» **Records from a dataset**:
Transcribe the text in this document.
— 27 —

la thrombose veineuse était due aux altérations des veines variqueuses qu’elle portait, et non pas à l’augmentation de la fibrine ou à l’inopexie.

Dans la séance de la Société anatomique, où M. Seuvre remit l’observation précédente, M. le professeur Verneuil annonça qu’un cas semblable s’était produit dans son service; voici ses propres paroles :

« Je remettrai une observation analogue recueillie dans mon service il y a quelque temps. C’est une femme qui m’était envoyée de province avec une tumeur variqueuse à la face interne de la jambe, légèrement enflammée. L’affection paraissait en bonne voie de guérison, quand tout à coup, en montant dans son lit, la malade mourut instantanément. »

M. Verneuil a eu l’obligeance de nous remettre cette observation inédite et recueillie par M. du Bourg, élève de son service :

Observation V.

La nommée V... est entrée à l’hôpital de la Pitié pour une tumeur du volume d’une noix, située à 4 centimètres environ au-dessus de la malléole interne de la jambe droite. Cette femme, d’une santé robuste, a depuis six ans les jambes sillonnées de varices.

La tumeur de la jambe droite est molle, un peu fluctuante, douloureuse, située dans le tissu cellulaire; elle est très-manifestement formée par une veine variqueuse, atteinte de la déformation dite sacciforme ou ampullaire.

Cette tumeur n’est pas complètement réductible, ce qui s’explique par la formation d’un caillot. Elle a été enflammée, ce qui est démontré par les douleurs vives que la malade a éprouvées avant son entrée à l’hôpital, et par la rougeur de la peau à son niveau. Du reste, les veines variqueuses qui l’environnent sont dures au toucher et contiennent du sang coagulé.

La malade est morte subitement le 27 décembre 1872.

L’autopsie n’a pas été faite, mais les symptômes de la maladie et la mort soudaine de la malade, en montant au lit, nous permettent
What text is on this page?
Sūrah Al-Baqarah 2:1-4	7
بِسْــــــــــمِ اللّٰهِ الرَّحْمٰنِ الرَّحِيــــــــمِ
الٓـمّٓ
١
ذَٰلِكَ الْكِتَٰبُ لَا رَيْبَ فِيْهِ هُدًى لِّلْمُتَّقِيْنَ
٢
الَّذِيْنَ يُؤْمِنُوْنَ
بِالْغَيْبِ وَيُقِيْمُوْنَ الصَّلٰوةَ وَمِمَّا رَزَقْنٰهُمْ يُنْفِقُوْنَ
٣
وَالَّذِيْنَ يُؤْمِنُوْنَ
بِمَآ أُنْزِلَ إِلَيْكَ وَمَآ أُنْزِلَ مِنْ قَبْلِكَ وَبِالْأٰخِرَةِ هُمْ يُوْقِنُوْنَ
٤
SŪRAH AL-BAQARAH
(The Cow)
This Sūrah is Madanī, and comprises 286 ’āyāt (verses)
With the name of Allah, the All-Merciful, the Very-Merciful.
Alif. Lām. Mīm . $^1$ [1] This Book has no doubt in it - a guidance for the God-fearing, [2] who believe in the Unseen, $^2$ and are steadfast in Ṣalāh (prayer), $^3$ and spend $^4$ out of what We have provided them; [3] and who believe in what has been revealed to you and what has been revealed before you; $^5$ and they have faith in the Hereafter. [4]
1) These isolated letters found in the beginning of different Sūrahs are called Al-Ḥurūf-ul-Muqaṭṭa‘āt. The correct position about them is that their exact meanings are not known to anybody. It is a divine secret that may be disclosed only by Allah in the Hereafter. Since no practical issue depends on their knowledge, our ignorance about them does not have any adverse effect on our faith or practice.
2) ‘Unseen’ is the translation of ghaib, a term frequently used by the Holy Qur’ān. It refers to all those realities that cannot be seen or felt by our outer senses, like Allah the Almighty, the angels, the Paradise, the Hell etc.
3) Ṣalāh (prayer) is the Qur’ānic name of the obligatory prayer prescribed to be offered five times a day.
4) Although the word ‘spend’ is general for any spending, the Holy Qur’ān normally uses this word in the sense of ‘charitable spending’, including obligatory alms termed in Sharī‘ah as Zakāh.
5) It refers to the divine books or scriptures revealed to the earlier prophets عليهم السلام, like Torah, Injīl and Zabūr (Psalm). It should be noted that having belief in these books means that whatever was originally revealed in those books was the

» **Short exercise**: For the listing above, identify each line bearing "like".

» **Complete response**:
2) ‘Unseen’ is the translation of ghaib, a term frequently used by the Holy Qur’ān. It refers to all those realities that cannot be seen or felt by our outer senses, like Allah the Almighty, the angels, the Paradise, the Hell etc.
5) It refers to the divine books or scriptures revealed to the earlier prophets عليهم السلام, like Torah, Injīl and Zabūr (Psalm). It should be noted that having belief in these books means that whatever was originally revealed in those books was the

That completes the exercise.